### MATERIALS PROVIDED

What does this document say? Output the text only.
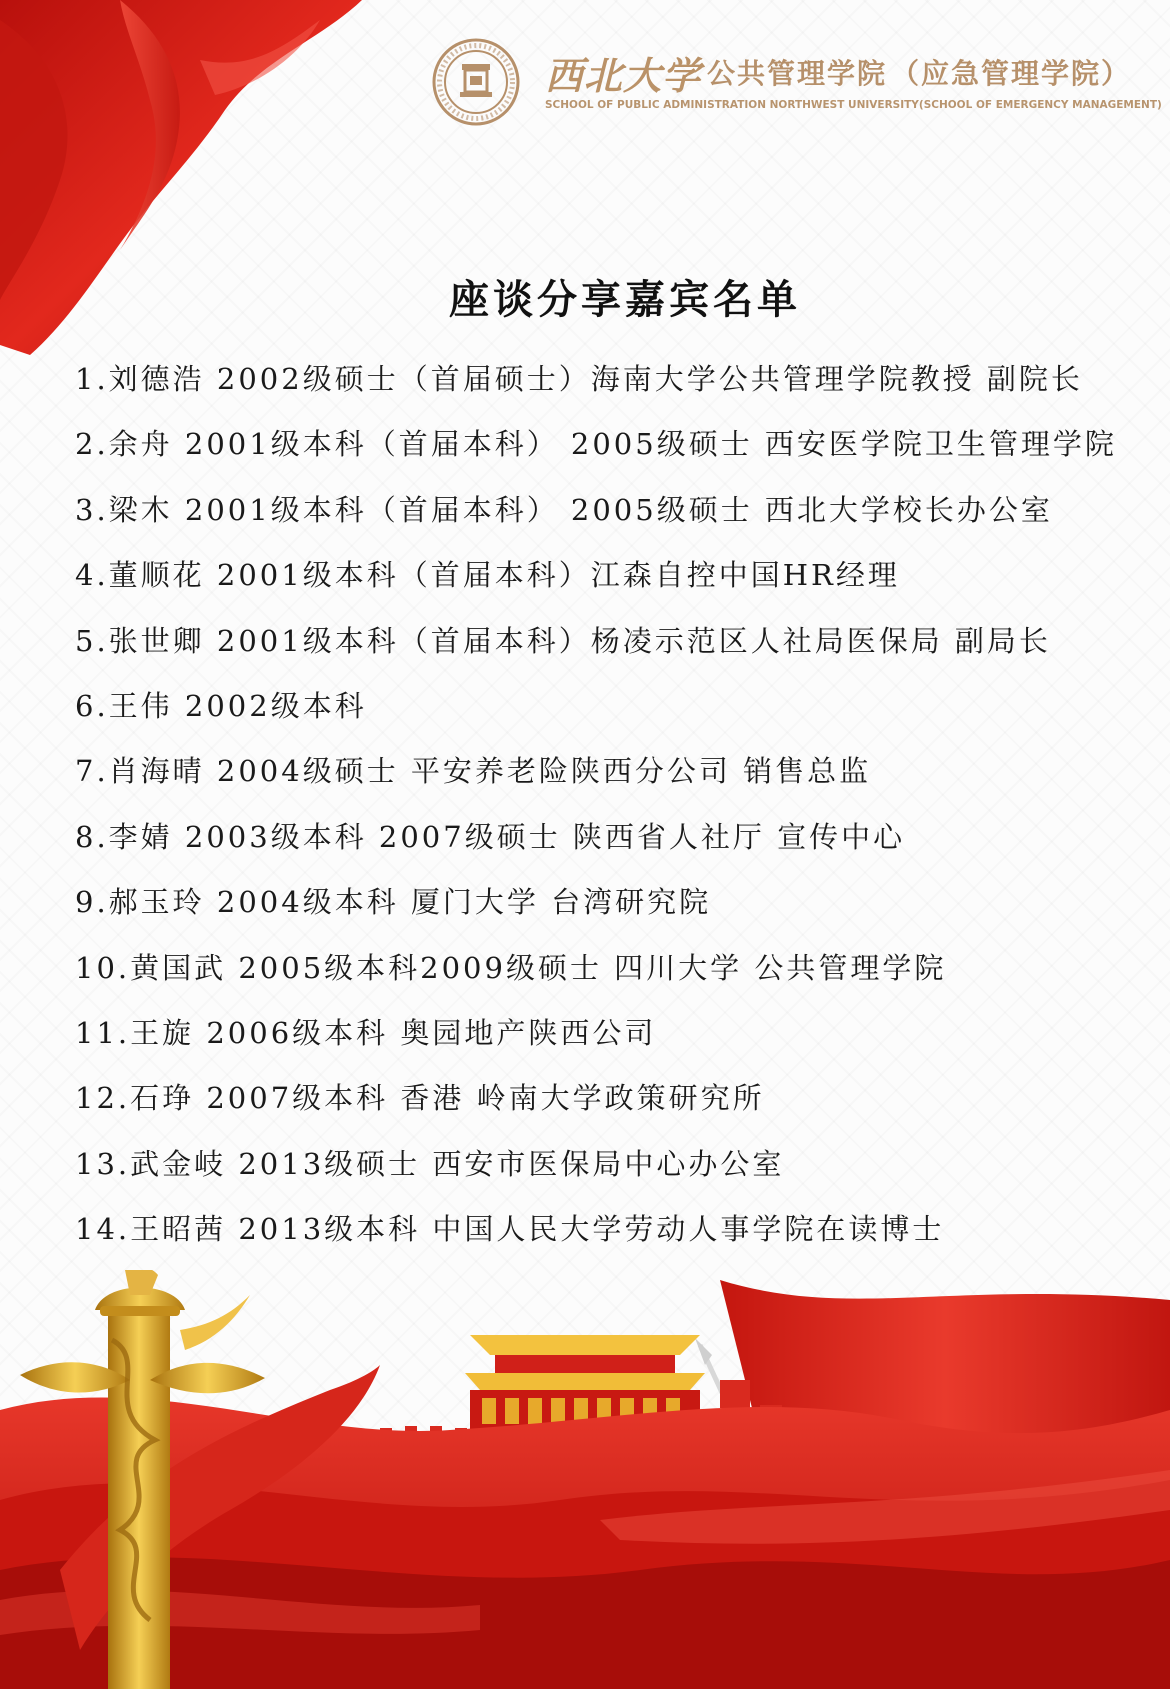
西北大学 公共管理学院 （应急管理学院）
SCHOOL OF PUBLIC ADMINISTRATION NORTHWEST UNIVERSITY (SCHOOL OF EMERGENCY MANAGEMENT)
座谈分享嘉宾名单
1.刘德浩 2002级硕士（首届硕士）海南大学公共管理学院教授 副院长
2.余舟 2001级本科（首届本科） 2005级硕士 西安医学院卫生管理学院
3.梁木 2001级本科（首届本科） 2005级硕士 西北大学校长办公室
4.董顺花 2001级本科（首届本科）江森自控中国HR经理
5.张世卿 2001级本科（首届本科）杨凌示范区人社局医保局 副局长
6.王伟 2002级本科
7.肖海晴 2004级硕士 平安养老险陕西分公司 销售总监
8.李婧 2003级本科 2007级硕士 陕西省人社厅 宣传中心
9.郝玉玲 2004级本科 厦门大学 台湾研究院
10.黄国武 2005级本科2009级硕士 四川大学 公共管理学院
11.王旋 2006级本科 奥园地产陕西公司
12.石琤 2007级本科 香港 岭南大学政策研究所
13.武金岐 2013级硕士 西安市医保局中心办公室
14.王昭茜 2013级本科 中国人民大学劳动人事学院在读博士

######

| YOUR OBJECTIVE |
Give back all entries exactly. No pictures belong in the copy.

| SOLUTION FOR THIS TASK |
What does this document say? Output the text only.
西北大学 公共管理学院 （应急管理学院）
SCHOOL OF PUBLIC ADMINISTRATION NORTHWEST UNIVERSITY (SCHOOL OF EMERGENCY MANAGEMENT)
座谈分享嘉宾名单
1.刘德浩 2002级硕士（首届硕士）海南大学公共管理学院教授 副院长
2.余舟 2001级本科（首届本科） 2005级硕士 西安医学院卫生管理学院
3.梁木 2001级本科（首届本科） 2005级硕士 西北大学校长办公室
4.董顺花 2001级本科（首届本科）江森自控中国HR经理
5.张世卿 2001级本科（首届本科）杨凌示范区人社局医保局 副局长
6.王伟 2002级本科
7.肖海晴 2004级硕士 平安养老险陕西分公司 销售总监
8.李婧 2003级本科 2007级硕士 陕西省人社厅 宣传中心
9.郝玉玲 2004级本科 厦门大学 台湾研究院
10.黄国武 2005级本科2009级硕士 四川大学 公共管理学院
11.王旋 2006级本科 奥园地产陕西公司
12.石琤 2007级本科 香港 岭南大学政策研究所
13.武金岐 2013级硕士 西安市医保局中心办公室
14.王昭茜 2013级本科 中国人民大学劳动人事学院在读博士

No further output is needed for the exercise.